◆ **What you should do**
Identify the lines that contain the word "edge", then copy them.

◆ **Data to use**
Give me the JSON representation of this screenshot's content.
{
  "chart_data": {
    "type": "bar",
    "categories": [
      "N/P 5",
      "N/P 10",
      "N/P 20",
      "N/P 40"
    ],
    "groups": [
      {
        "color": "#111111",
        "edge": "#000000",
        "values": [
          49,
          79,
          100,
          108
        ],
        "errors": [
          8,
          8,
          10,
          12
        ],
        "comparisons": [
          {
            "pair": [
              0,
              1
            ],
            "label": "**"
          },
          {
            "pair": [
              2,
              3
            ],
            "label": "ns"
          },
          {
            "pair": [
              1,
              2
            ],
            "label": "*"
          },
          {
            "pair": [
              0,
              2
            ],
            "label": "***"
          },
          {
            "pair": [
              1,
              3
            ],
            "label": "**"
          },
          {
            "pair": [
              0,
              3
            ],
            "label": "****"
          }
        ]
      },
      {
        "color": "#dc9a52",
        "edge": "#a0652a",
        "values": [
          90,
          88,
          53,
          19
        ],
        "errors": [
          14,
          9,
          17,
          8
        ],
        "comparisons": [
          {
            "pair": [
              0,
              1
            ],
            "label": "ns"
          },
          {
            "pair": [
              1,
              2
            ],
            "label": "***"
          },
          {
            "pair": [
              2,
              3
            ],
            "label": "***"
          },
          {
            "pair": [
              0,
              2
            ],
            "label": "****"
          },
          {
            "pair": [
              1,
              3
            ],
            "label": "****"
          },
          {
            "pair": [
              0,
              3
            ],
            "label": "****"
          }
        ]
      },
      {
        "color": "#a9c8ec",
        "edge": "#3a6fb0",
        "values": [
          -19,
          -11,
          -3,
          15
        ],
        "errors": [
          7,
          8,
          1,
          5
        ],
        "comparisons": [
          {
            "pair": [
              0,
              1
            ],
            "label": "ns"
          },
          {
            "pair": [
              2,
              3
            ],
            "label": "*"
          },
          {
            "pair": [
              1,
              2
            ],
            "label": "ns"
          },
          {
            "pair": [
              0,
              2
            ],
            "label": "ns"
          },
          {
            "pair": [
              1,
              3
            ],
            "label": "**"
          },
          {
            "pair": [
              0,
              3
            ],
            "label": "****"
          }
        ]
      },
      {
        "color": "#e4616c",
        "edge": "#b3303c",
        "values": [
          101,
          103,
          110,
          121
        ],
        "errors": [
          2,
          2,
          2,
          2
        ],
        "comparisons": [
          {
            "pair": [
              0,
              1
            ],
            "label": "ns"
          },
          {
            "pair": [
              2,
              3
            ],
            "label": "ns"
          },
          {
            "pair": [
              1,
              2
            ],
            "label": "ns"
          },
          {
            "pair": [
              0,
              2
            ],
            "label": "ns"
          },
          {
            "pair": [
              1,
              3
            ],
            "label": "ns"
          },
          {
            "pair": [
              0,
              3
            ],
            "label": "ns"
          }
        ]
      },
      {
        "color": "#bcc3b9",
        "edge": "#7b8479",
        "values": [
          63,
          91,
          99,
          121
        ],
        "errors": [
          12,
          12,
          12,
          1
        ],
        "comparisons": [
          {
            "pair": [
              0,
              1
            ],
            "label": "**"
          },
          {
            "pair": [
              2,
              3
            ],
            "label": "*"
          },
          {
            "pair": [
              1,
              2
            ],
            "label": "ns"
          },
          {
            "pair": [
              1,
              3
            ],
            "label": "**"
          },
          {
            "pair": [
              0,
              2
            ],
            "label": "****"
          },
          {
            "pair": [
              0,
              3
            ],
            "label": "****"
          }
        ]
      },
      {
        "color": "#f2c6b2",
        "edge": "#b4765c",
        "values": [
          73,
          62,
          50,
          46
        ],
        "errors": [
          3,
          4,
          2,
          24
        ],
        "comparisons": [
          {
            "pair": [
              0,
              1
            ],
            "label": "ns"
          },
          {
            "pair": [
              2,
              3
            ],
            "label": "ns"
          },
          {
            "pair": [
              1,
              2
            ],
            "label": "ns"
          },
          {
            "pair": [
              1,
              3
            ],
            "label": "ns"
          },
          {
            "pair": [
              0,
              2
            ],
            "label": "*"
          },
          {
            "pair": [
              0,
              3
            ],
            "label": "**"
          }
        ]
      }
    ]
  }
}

◆ **Expected answer**
        "edge": "#000000",
        "edge": "#a0652a",
        "edge": "#3a6fb0",
        "edge": "#b3303c",
        "edge": "#7b8479",
        "edge": "#b4765c",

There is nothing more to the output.